Only lines with the word "сумма" are needed; collect each of them from the listing below.
--- start of DATASET ---
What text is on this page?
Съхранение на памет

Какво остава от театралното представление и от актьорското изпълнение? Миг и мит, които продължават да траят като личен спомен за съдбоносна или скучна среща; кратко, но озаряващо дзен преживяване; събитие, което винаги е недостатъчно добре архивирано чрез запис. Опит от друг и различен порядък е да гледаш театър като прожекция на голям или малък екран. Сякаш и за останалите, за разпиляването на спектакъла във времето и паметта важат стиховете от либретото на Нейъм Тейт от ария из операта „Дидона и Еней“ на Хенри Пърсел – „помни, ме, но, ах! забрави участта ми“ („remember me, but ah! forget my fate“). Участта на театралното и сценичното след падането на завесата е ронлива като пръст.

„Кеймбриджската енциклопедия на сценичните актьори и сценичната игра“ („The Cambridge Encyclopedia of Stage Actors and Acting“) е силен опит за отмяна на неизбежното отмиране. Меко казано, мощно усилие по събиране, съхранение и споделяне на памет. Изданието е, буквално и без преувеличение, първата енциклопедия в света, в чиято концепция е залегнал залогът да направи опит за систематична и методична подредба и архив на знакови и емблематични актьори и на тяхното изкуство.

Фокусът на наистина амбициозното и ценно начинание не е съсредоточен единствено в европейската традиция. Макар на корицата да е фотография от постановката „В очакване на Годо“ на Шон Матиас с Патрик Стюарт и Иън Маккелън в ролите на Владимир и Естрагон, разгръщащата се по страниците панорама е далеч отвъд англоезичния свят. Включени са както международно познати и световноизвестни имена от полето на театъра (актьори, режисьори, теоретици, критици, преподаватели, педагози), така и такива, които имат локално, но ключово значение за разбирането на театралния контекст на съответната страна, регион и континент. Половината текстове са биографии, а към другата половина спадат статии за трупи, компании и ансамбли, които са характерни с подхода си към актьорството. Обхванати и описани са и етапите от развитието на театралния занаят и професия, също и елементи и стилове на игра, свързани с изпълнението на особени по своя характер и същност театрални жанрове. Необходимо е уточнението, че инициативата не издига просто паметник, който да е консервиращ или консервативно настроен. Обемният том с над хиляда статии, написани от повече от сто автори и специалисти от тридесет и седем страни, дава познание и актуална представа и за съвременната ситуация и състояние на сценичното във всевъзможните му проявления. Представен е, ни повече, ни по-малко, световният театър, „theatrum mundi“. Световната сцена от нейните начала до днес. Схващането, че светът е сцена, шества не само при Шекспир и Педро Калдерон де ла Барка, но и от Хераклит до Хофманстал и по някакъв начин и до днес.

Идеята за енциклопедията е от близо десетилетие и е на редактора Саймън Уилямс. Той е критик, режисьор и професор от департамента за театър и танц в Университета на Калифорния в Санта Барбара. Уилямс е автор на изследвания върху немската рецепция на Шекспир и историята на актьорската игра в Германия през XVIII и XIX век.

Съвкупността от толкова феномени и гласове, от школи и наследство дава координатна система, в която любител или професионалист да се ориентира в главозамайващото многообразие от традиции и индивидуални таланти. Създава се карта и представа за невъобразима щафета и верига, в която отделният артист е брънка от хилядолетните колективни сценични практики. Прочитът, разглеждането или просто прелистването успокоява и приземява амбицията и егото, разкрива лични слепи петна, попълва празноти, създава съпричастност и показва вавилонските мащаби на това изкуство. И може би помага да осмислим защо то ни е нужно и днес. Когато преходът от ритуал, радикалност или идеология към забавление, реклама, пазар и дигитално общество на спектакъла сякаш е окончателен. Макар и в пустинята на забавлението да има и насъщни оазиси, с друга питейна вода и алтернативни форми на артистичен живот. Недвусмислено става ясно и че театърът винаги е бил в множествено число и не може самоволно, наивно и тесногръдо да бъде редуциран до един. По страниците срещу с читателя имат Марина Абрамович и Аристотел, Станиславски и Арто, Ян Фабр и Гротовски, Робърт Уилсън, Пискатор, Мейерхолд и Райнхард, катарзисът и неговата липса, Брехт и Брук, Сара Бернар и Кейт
--- end of DATASET ---
--- start of DATASET ---
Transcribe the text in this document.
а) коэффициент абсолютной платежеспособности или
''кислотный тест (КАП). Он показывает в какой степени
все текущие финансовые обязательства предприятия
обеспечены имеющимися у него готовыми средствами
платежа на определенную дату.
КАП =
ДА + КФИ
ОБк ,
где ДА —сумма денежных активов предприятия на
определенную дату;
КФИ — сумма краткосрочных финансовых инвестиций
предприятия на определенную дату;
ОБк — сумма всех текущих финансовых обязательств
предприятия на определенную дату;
--- end of DATASET ---
--- start of DATASET ---
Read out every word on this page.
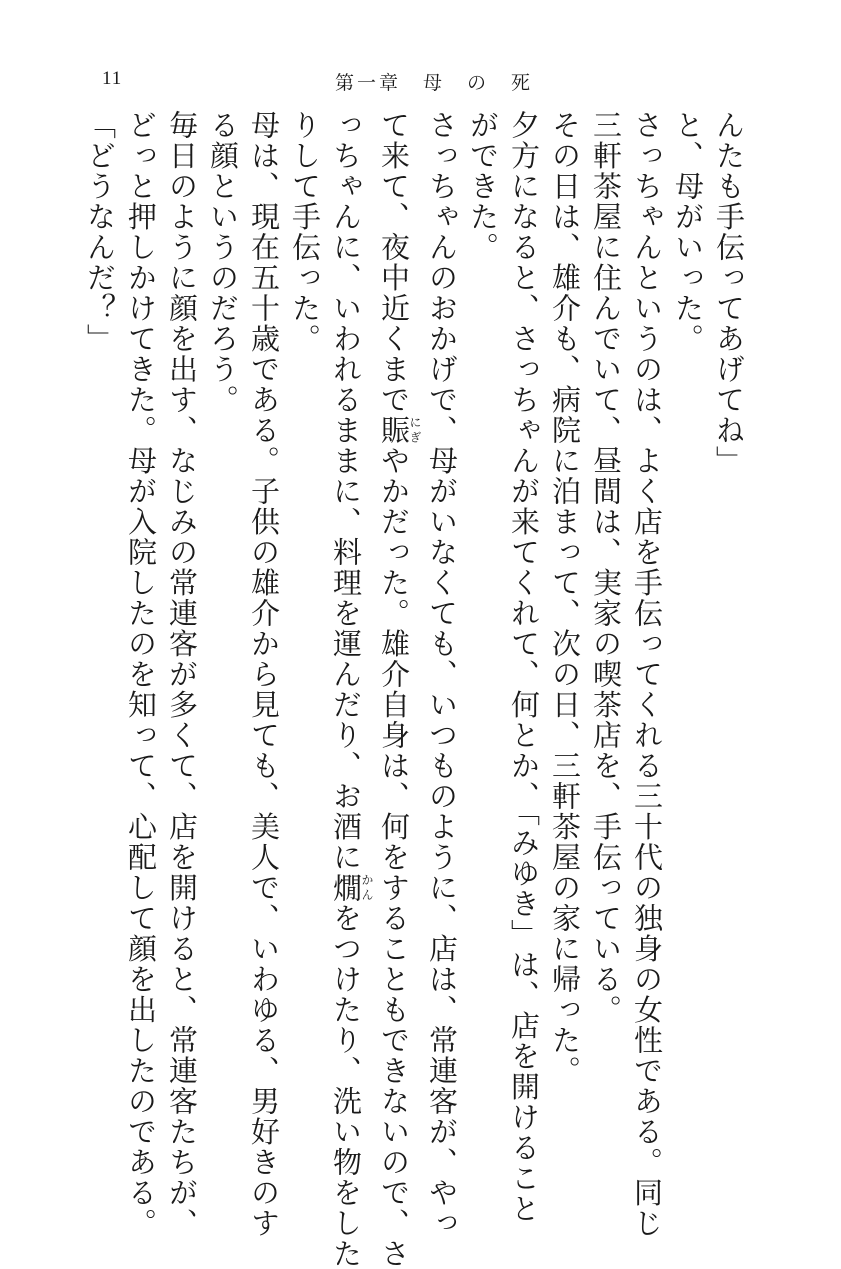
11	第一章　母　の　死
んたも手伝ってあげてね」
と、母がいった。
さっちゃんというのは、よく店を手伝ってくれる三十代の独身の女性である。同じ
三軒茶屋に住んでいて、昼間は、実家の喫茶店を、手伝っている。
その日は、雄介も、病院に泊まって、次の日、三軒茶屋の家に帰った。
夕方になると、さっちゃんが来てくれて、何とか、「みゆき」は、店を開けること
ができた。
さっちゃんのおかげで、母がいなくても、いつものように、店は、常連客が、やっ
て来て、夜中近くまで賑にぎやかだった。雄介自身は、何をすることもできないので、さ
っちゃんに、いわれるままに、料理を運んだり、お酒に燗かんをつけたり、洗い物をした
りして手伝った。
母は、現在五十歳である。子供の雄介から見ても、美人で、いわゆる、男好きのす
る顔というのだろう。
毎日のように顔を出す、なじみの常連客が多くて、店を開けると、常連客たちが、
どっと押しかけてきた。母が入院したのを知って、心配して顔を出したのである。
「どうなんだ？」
--- end of DATASET ---
FINISHED TASK:
где ДА —сумма денежных активов предприятия на
КФИ — сумма краткосрочных финансовых инвестиций
ОБк — сумма всех текущих финансовых обязательств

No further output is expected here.